» Instructions to follow: In the article about the paper battery powered by bacteria, what did the researchers add to activate the battery?

» Selected excerpt:
━━━━

Forum for Science, Industry and Business

Sponsored by:     3M 
Search our Site:

 

A paper battery powered by bacteria

21.08.2018

In remote areas of the world or in regions with limited resources, everyday items like electrical outlets and batteries are luxuries. Health care workers in these areas often lack electricity to power diagnostic devices, and commercial batteries may be unavailable or too expensive. New power sources are needed that are low-cost and portable. Today, researchers report a new type of battery -- made of paper and fueled by bacteria --- that could overcome these challenges.

The researchers will present their results today at the 256th National Meeting & Exposition of the American Chemical Society (ACS). ACS, the world's largest scientific society, is holding the meeting here through Thursday. It features more than 10,000 presentations on a wide range of science topics.


Researchers harnessed bacteria to power these paper batteries.

Credit: Seokheun Choi

"Paper has unique advantages as a material for biosensors," says Seokheun (Sean) Choi, Ph.D., who is presenting the work at the meeting. "It is inexpensive, disposable, flexible and has a high surface area. However, sophisticated sensors require a power supply. Commercial batteries are too wasteful and expensive, and they can't be integrated into paper substrates. The best solution is a paper-based bio-battery."

Researchers have previously developed disposable paper-based biosensors for cheap and convenient diagnosis of diseases and health conditions, as well as for detecting contaminants in the environment. Many such devices rely on color changes to report a result, but they often aren't very sensitive. To boost sensitivity, the biosensors need a power supply. Choi wanted to develop an inexpensive paper battery powered by bacteria that could be easily incorporated into these single-use devices.

So Choi and his colleagues at the State University of New York, Binghamton made a paper battery by printing thin layers of metals and other materials onto a paper surface. Then, they placed freeze-dried "exoelectrogens" on the paper. Exoelectrogens are a special type of bacteria that can transfer electrons outside of their cells.

The electrons, which are generated when the bacteria make energy for themselves, pass through the cell membrane. They can then make contact with external electrodes and power the battery. To activate the battery, the researchers added water or saliva. Within a couple of minutes, the liquid revived the bacteria, which produced enough electrons to power a light-emitting diode and a calculator.

━━━━

» Excerpted records:
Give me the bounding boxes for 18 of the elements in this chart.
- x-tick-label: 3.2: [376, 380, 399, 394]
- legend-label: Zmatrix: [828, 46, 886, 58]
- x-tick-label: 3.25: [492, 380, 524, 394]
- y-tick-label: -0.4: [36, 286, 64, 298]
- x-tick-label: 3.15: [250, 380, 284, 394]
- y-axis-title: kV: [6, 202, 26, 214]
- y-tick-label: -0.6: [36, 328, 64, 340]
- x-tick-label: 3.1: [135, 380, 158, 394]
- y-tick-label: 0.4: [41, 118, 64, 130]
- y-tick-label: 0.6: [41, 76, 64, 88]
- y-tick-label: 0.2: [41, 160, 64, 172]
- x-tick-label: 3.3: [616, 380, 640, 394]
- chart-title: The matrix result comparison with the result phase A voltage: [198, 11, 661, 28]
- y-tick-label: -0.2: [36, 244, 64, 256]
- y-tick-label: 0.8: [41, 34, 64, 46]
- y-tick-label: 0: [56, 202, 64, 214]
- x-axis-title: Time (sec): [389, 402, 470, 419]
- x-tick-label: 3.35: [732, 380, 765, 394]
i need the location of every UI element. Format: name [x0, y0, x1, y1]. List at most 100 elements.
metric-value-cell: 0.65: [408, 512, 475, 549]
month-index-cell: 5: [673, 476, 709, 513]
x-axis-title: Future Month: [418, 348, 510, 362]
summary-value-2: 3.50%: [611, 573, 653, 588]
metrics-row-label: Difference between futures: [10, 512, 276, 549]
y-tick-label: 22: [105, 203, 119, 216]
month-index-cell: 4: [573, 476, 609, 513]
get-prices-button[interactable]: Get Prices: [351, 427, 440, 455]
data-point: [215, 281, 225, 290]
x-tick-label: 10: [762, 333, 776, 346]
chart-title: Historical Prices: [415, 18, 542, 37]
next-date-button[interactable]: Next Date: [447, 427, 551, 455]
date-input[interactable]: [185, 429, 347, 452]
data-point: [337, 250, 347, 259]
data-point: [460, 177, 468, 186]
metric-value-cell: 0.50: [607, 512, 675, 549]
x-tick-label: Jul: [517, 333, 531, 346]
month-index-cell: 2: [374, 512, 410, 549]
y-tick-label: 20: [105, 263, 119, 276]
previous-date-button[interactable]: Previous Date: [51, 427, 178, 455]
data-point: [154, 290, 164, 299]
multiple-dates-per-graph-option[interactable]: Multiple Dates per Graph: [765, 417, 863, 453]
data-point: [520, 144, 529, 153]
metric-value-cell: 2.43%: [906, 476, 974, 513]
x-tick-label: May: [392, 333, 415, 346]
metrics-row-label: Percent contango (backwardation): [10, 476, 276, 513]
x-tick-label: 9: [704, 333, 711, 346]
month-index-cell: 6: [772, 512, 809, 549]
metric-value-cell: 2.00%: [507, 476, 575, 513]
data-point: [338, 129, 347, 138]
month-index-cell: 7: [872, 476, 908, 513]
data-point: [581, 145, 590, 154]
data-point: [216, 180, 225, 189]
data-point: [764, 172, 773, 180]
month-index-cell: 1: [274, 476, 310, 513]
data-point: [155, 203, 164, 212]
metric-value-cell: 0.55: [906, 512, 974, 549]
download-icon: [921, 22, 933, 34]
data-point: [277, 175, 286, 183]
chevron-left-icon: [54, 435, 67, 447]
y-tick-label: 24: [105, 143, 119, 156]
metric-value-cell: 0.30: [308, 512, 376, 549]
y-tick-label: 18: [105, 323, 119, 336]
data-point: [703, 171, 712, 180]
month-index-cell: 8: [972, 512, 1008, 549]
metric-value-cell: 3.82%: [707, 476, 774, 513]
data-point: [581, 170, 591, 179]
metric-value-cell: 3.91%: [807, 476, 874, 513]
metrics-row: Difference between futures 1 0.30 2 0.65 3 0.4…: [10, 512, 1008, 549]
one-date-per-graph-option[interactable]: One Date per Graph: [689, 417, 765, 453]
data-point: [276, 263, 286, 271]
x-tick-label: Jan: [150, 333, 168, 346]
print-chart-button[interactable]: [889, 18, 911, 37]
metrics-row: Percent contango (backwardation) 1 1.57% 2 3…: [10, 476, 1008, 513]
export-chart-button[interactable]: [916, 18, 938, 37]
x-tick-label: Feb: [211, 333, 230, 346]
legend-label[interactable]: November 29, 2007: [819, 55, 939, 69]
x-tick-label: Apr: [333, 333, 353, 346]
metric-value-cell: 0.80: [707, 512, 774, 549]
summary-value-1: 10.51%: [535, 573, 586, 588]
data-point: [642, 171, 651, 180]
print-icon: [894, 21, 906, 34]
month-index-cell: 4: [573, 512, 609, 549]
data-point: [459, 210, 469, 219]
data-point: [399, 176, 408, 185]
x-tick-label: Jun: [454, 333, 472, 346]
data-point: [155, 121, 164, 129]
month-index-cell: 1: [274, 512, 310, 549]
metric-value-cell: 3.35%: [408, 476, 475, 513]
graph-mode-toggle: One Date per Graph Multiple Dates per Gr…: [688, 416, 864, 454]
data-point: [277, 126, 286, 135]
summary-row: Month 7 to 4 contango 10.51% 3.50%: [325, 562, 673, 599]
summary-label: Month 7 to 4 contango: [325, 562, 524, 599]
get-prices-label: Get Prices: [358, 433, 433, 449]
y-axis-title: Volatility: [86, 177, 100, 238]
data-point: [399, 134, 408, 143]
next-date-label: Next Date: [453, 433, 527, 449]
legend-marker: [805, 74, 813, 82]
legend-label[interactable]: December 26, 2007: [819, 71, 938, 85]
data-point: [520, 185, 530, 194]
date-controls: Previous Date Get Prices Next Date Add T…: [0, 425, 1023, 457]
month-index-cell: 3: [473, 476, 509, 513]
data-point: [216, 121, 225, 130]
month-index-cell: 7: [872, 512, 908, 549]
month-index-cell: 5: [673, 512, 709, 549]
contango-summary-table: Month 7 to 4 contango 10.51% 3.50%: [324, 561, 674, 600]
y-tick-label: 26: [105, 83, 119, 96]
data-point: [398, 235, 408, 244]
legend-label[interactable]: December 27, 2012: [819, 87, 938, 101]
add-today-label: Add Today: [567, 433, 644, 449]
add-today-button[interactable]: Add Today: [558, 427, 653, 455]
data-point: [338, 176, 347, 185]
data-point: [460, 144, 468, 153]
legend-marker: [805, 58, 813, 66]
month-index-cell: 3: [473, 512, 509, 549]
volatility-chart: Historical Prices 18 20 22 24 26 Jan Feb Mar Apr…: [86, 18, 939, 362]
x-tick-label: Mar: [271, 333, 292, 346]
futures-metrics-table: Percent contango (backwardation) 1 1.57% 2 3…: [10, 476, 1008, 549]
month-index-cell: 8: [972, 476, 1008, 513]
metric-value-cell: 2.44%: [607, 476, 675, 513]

━━━━

» Task response: Water or saliva.